CHALLENGE: Write out all of the entries exactly, please.

MATERIAL SHOWN:
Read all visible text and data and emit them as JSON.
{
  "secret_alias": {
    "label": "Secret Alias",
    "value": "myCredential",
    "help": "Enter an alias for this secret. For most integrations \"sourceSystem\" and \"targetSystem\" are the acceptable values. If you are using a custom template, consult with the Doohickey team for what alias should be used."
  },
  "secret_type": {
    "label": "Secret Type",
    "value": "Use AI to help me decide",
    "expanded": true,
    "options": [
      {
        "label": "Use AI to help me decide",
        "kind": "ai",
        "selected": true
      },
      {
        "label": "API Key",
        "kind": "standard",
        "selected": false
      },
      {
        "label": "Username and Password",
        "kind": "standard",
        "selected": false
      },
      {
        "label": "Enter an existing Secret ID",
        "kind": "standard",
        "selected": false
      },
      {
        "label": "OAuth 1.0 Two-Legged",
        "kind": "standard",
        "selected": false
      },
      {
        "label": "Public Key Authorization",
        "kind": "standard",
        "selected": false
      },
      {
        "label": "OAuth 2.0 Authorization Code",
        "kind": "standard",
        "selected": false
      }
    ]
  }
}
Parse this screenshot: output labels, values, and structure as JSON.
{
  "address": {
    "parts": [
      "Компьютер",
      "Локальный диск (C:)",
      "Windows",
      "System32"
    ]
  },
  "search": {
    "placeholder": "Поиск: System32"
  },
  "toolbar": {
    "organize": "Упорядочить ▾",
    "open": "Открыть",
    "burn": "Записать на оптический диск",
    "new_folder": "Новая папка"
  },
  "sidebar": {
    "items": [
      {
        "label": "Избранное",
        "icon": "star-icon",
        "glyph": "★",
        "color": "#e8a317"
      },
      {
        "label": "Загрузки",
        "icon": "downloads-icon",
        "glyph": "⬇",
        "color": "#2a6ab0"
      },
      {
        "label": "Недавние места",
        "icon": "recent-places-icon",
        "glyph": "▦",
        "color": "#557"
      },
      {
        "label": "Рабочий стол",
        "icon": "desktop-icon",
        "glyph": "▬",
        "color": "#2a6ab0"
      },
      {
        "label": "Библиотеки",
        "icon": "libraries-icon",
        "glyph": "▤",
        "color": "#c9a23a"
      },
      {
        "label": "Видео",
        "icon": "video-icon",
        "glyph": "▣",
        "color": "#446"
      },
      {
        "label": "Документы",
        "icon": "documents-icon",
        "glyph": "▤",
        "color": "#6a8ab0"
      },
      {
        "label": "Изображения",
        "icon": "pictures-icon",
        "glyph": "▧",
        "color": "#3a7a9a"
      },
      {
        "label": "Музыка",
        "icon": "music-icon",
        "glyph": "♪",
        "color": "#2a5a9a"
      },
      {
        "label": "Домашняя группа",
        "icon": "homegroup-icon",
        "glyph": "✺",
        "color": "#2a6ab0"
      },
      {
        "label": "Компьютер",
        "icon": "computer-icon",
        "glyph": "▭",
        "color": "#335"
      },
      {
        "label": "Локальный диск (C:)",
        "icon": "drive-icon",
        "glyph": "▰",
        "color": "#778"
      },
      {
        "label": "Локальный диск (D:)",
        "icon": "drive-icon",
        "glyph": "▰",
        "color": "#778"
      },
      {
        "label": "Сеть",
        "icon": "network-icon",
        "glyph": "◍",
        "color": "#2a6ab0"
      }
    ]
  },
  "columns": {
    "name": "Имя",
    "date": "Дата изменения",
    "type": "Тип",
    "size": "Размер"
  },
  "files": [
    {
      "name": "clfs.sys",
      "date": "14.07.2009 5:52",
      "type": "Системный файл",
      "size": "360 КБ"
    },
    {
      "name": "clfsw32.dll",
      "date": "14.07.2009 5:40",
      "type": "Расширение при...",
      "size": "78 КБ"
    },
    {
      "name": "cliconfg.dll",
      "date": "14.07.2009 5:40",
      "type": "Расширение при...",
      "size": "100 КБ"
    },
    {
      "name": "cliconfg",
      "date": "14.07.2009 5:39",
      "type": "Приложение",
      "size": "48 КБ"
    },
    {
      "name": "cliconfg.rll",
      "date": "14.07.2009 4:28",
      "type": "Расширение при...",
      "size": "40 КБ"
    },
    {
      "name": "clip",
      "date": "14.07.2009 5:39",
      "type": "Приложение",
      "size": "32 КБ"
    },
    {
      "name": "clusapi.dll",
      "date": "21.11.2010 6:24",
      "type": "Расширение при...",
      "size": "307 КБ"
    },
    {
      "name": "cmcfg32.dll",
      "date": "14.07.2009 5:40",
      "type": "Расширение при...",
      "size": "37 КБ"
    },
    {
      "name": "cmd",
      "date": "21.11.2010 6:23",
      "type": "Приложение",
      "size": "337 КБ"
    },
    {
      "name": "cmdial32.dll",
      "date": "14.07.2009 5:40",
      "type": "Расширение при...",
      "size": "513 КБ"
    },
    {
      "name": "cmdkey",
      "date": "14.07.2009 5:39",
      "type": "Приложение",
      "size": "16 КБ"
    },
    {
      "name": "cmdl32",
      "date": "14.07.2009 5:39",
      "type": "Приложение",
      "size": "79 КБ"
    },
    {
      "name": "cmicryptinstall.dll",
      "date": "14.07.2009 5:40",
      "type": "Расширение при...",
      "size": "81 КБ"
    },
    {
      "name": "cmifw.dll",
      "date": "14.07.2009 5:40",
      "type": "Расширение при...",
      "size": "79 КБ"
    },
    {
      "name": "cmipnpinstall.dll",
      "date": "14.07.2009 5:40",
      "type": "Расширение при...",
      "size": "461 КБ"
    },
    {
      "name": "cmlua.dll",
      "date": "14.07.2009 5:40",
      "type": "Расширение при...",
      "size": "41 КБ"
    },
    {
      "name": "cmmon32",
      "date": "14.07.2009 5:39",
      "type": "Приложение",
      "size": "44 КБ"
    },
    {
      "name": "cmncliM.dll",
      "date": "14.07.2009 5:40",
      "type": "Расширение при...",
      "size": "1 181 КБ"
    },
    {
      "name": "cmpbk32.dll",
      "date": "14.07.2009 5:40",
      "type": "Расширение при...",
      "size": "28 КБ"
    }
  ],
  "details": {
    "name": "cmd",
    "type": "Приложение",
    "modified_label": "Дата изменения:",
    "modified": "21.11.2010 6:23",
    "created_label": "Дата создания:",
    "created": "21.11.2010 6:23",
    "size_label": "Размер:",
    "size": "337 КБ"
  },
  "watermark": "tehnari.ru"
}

COMPLETE OUTPUT:
Read all visible text and data and emit them as JSON.
{
  "secret_alias": {
    "label": "Secret Alias",
    "value": "myCredential",
    "help": "Enter an alias for this secret. For most integrations \"sourceSystem\" and \"targetSystem\" are the acceptable values. If you are using a custom template, consult with the Doohickey team for what alias should be used."
  },
  "secret_type": {
    "label": "Secret Type",
    "value": "Use AI to help me decide",
    "expanded": true,
    "options": [
      {
        "label": "Use AI to help me decide",
        "kind": "ai",
        "selected": true
      },
      {
        "label": "API Key",
        "kind": "standard",
        "selected": false
      },
      {
        "label": "Username and Password",
        "kind": "standard",
        "selected": false
      },
      {
        "label": "Enter an existing Secret ID",
        "kind": "standard",
        "selected": false
      },
      {
        "label": "OAuth 1.0 Two-Legged",
        "kind": "standard",
        "selected": false
      },
      {
        "label": "Public Key Authorization",
        "kind": "standard",
        "selected": false
      },
      {
        "label": "OAuth 2.0 Authorization Code",
        "kind": "standard",
        "selected": false
      }
    ]
  }
}
Parse this screenshot: output labels, values, and structure as JSON.
{
  "address": {
    "parts": [
      "Компьютер",
      "Локальный диск (C:)",
      "Windows",
      "System32"
    ]
  },
  "search": {
    "placeholder": "Поиск: System32"
  },
  "toolbar": {
    "organize": "Упорядочить ▾",
    "open": "Открыть",
    "burn": "Записать на оптический диск",
    "new_folder": "Новая папка"
  },
  "sidebar": {
    "items": [
      {
        "label": "Избранное",
        "icon": "star-icon",
        "glyph": "★",
        "color": "#e8a317"
      },
      {
        "label": "Загрузки",
        "icon": "downloads-icon",
        "glyph": "⬇",
        "color": "#2a6ab0"
      },
      {
        "label": "Недавние места",
        "icon": "recent-places-icon",
        "glyph": "▦",
        "color": "#557"
      },
      {
        "label": "Рабочий стол",
        "icon": "desktop-icon",
        "glyph": "▬",
        "color": "#2a6ab0"
      },
      {
        "label": "Библиотеки",
        "icon": "libraries-icon",
        "glyph": "▤",
        "color": "#c9a23a"
      },
      {
        "label": "Видео",
        "icon": "video-icon",
        "glyph": "▣",
        "color": "#446"
      },
      {
        "label": "Документы",
        "icon": "documents-icon",
        "glyph": "▤",
        "color": "#6a8ab0"
      },
      {
        "label": "Изображения",
        "icon": "pictures-icon",
        "glyph": "▧",
        "color": "#3a7a9a"
      },
      {
        "label": "Музыка",
        "icon": "music-icon",
        "glyph": "♪",
        "color": "#2a5a9a"
      },
      {
        "label": "Домашняя группа",
        "icon": "homegroup-icon",
        "glyph": "✺",
        "color": "#2a6ab0"
      },
      {
        "label": "Компьютер",
        "icon": "computer-icon",
        "glyph": "▭",
        "color": "#335"
      },
      {
        "label": "Локальный диск (C:)",
        "icon": "drive-icon",
        "glyph": "▰",
        "color": "#778"
      },
      {
        "label": "Локальный диск (D:)",
        "icon": "drive-icon",
        "glyph": "▰",
        "color": "#778"
      },
      {
        "label": "Сеть",
        "icon": "network-icon",
        "glyph": "◍",
        "color": "#2a6ab0"
      }
    ]
  },
  "columns": {
    "name": "Имя",
    "date": "Дата изменения",
    "type": "Тип",
    "size": "Размер"
  },
  "files": [
    {
      "name": "clfs.sys",
      "date": "14.07.2009 5:52",
      "type": "Системный файл",
      "size": "360 КБ"
    },
    {
      "name": "clfsw32.dll",
      "date": "14.07.2009 5:40",
      "type": "Расширение при...",
      "size": "78 КБ"
    },
    {
      "name": "cliconfg.dll",
      "date": "14.07.2009 5:40",
      "type": "Расширение при...",
      "size": "100 КБ"
    },
    {
      "name": "cliconfg",
      "date": "14.07.2009 5:39",
      "type": "Приложение",
      "size": "48 КБ"
    },
    {
      "name": "cliconfg.rll",
      "date": "14.07.2009 4:28",
      "type": "Расширение при...",
      "size": "40 КБ"
    },
    {
      "name": "clip",
      "date": "14.07.2009 5:39",
      "type": "Приложение",
      "size": "32 КБ"
    },
    {
      "name": "clusapi.dll",
      "date": "21.11.2010 6:24",
      "type": "Расширение при...",
      "size": "307 КБ"
    },
    {
      "name": "cmcfg32.dll",
      "date": "14.07.2009 5:40",
      "type": "Расширение при...",
      "size": "37 КБ"
    },
    {
      "name": "cmd",
      "date": "21.11.2010 6:23",
      "type": "Приложение",
      "size": "337 КБ"
    },
    {
      "name": "cmdial32.dll",
      "date": "14.07.2009 5:40",
      "type": "Расширение при...",
      "size": "513 КБ"
    },
    {
      "name": "cmdkey",
      "date": "14.07.2009 5:39",
      "type": "Приложение",
      "size": "16 КБ"
    },
    {
      "name": "cmdl32",
      "date": "14.07.2009 5:39",
      "type": "Приложение",
      "size": "79 КБ"
    },
    {
      "name": "cmicryptinstall.dll",
      "date": "14.07.2009 5:40",
      "type": "Расширение при...",
      "size": "81 КБ"
    },
    {
      "name": "cmifw.dll",
      "date": "14.07.2009 5:40",
      "type": "Расширение при...",
      "size": "79 КБ"
    },
    {
      "name": "cmipnpinstall.dll",
      "date": "14.07.2009 5:40",
      "type": "Расширение при...",
      "size": "461 КБ"
    },
    {
      "name": "cmlua.dll",
      "date": "14.07.2009 5:40",
      "type": "Расширение при...",
      "size": "41 КБ"
    },
    {
      "name": "cmmon32",
      "date": "14.07.2009 5:39",
      "type": "Приложение",
      "size": "44 КБ"
    },
    {
      "name": "cmncliM.dll",
      "date": "14.07.2009 5:40",
      "type": "Расширение при...",
      "size": "1 181 КБ"
    },
    {
      "name": "cmpbk32.dll",
      "date": "14.07.2009 5:40",
      "type": "Расширение при...",
      "size": "28 КБ"
    }
  ],
  "details": {
    "name": "cmd",
    "type": "Приложение",
    "modified_label": "Дата изменения:",
    "modified": "21.11.2010 6:23",
    "created_label": "Дата создания:",
    "created": "21.11.2010 6:23",
    "size_label": "Размер:",
    "size": "337 КБ"
  },
  "watermark": "tehnari.ru"
}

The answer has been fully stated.